====== ROWS ======
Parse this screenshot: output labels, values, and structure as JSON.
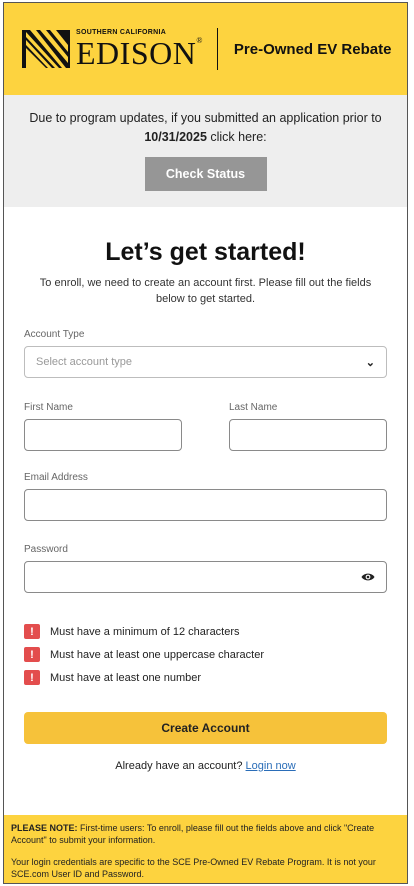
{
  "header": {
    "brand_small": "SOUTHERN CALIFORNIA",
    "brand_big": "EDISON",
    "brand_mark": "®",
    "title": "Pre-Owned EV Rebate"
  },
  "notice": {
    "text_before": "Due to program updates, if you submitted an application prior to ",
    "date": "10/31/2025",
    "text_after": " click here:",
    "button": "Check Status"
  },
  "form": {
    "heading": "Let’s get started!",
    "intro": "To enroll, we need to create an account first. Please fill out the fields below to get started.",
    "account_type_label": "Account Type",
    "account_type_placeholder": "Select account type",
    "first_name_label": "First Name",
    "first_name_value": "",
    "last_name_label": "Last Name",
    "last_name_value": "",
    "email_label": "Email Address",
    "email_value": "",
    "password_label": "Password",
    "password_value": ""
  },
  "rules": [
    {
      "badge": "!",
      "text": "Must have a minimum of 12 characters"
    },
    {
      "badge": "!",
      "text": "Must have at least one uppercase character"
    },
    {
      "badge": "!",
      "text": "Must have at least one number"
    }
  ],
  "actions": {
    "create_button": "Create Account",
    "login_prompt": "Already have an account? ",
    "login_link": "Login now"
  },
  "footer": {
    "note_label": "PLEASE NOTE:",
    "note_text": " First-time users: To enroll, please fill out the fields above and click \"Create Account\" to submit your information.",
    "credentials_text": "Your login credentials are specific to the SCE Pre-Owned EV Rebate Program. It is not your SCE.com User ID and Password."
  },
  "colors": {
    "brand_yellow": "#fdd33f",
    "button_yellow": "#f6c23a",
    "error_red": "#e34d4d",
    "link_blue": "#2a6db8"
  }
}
======
====== ROWS ======
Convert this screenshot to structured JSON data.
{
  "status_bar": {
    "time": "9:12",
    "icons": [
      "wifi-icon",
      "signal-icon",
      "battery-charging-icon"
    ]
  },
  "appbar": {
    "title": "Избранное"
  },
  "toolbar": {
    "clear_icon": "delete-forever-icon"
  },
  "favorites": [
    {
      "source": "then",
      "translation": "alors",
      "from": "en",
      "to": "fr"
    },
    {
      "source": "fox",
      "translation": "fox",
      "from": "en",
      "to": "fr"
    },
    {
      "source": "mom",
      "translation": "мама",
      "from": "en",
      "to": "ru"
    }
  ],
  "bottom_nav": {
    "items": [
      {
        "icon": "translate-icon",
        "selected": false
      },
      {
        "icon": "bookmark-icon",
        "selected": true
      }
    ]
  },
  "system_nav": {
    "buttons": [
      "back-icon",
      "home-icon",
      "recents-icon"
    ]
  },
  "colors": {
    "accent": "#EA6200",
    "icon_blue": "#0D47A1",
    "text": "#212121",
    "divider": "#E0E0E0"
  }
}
======
====== ROWS ======
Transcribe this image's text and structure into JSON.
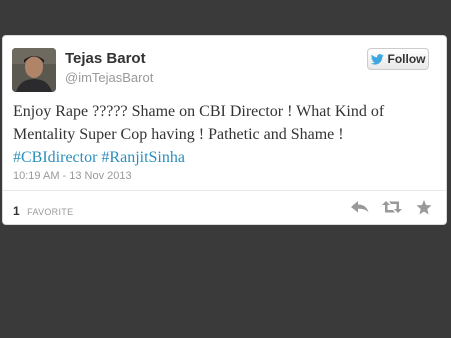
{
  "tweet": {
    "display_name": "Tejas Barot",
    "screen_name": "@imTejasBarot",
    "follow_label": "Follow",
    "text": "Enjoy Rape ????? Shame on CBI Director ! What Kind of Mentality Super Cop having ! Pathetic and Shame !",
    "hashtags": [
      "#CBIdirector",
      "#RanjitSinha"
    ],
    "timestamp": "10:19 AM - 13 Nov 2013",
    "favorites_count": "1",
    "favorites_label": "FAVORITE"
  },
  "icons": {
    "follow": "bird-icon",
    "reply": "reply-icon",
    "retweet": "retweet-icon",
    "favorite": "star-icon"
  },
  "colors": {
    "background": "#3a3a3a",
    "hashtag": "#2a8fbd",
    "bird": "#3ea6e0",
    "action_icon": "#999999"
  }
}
======
__INSTRUCTIONS TO FOLLOW__
Gather each line of the listing that holds the string "enroll".

__OUTPUT BELOW__
    "intro": "To enroll, we need to create an account first. Please fill out the fields below to get started.",
    "note_text": " First-time users: To enroll, please fill out the fields above and click \"Create Account\" to submit your information.",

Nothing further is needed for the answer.